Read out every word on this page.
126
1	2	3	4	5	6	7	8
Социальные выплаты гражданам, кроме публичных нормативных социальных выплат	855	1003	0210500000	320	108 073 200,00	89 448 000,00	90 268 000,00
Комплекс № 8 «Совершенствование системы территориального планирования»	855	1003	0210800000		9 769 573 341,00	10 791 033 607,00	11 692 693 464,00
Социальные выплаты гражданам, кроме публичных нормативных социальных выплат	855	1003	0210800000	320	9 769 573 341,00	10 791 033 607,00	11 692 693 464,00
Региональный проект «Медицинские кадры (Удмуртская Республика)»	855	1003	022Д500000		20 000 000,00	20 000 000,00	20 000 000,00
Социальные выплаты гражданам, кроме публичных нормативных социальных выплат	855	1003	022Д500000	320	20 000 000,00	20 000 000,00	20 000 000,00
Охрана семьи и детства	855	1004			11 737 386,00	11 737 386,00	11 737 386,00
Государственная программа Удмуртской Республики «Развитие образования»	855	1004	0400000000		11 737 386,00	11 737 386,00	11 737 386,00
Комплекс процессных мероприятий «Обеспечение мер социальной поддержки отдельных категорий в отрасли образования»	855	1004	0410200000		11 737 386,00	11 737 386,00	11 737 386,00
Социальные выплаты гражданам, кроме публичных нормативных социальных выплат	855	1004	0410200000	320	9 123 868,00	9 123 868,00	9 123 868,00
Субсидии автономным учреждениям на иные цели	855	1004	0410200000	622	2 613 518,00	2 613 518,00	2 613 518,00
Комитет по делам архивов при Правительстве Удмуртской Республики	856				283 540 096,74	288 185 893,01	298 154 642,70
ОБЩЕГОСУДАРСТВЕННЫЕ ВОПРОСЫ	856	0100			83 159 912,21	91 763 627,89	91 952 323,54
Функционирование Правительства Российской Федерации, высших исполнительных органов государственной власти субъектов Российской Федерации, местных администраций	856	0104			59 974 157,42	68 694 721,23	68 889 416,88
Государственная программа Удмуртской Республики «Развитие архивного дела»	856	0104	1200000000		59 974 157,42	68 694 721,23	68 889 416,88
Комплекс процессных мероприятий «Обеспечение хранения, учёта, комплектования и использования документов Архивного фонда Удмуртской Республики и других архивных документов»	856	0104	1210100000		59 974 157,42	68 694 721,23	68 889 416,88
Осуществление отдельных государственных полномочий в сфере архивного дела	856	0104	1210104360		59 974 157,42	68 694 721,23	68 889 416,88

------

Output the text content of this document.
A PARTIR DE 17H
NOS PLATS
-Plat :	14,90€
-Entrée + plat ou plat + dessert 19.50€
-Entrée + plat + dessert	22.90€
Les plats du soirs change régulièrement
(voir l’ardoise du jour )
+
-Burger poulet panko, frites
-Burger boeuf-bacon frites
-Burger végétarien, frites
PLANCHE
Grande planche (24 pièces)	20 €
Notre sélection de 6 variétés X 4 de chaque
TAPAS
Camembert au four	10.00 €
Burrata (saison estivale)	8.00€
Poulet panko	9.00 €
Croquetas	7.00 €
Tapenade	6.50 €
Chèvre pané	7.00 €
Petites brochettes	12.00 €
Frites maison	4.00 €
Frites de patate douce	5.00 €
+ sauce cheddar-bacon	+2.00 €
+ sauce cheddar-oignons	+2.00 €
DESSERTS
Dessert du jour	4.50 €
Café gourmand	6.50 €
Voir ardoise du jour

------

Task instructions: Tell how many lines in the material above include the word "публичных", giving the number only.

Final result: 4